# Dataset excerpt
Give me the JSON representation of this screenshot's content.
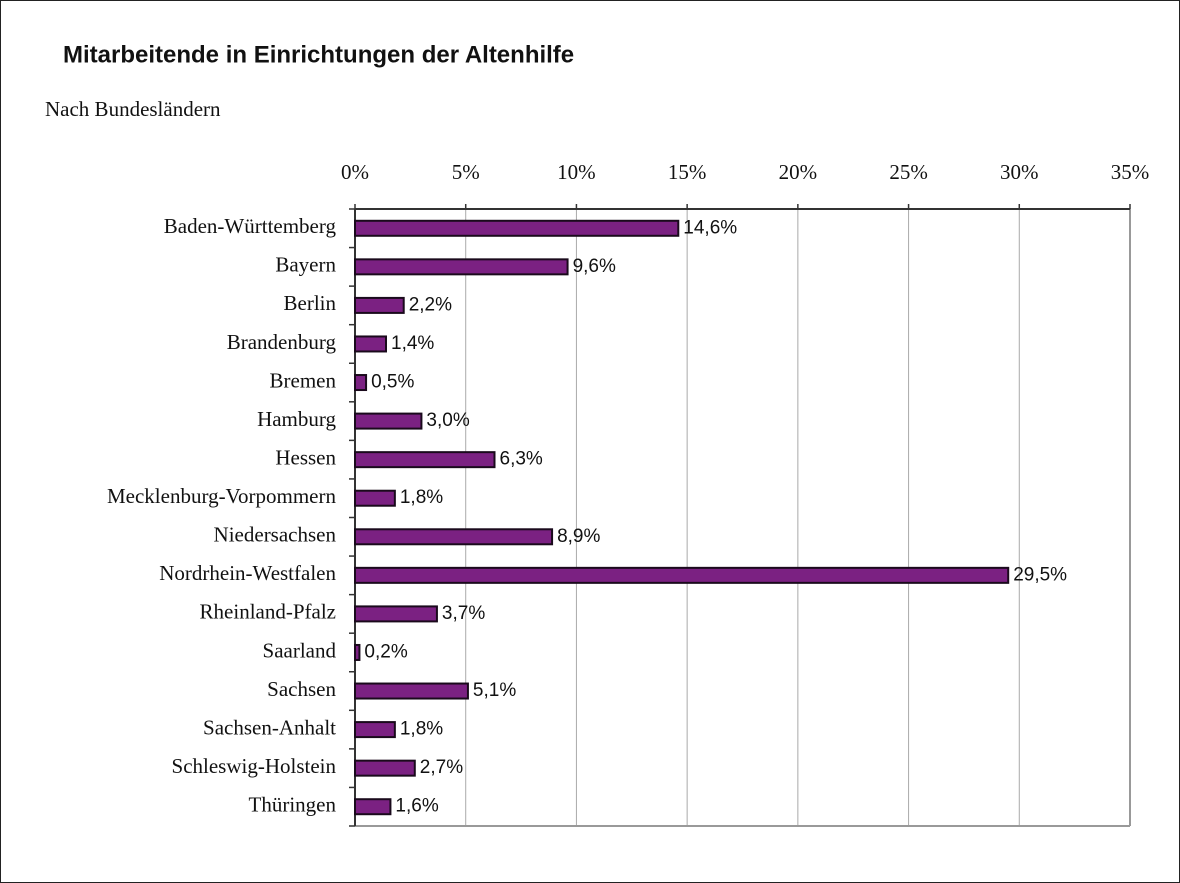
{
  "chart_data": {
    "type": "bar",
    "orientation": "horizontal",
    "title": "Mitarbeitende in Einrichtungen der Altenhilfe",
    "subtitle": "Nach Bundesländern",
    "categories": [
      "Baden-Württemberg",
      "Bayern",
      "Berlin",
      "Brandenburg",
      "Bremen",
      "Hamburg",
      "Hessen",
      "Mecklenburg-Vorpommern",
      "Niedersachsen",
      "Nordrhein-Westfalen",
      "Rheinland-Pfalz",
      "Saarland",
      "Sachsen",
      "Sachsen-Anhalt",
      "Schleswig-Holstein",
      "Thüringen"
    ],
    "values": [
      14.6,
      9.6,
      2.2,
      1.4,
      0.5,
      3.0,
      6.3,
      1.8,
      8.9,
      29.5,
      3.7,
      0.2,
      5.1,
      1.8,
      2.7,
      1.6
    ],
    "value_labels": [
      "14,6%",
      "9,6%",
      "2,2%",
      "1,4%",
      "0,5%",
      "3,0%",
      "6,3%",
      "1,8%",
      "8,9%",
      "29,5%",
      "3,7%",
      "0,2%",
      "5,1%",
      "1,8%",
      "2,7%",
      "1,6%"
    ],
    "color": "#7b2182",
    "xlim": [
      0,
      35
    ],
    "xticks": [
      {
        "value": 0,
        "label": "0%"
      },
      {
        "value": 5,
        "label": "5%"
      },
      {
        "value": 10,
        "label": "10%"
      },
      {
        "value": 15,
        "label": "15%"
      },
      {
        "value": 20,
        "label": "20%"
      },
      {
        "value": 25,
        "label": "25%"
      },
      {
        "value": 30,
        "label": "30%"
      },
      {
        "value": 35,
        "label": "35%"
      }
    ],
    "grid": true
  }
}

# TASK OBJECTIVE
Exactly reproduce each record, leaving out any pictures.

# REPLY
Give me the JSON representation of this screenshot's content.
{
  "chart_data": {
    "type": "bar",
    "orientation": "horizontal",
    "title": "Mitarbeitende in Einrichtungen der Altenhilfe",
    "subtitle": "Nach Bundesländern",
    "categories": [
      "Baden-Württemberg",
      "Bayern",
      "Berlin",
      "Brandenburg",
      "Bremen",
      "Hamburg",
      "Hessen",
      "Mecklenburg-Vorpommern",
      "Niedersachsen",
      "Nordrhein-Westfalen",
      "Rheinland-Pfalz",
      "Saarland",
      "Sachsen",
      "Sachsen-Anhalt",
      "Schleswig-Holstein",
      "Thüringen"
    ],
    "values": [
      14.6,
      9.6,
      2.2,
      1.4,
      0.5,
      3.0,
      6.3,
      1.8,
      8.9,
      29.5,
      3.7,
      0.2,
      5.1,
      1.8,
      2.7,
      1.6
    ],
    "value_labels": [
      "14,6%",
      "9,6%",
      "2,2%",
      "1,4%",
      "0,5%",
      "3,0%",
      "6,3%",
      "1,8%",
      "8,9%",
      "29,5%",
      "3,7%",
      "0,2%",
      "5,1%",
      "1,8%",
      "2,7%",
      "1,6%"
    ],
    "color": "#7b2182",
    "xlim": [
      0,
      35
    ],
    "xticks": [
      {
        "value": 0,
        "label": "0%"
      },
      {
        "value": 5,
        "label": "5%"
      },
      {
        "value": 10,
        "label": "10%"
      },
      {
        "value": 15,
        "label": "15%"
      },
      {
        "value": 20,
        "label": "20%"
      },
      {
        "value": 25,
        "label": "25%"
      },
      {
        "value": 30,
        "label": "30%"
      },
      {
        "value": 35,
        "label": "35%"
      }
    ],
    "grid": true
  }
}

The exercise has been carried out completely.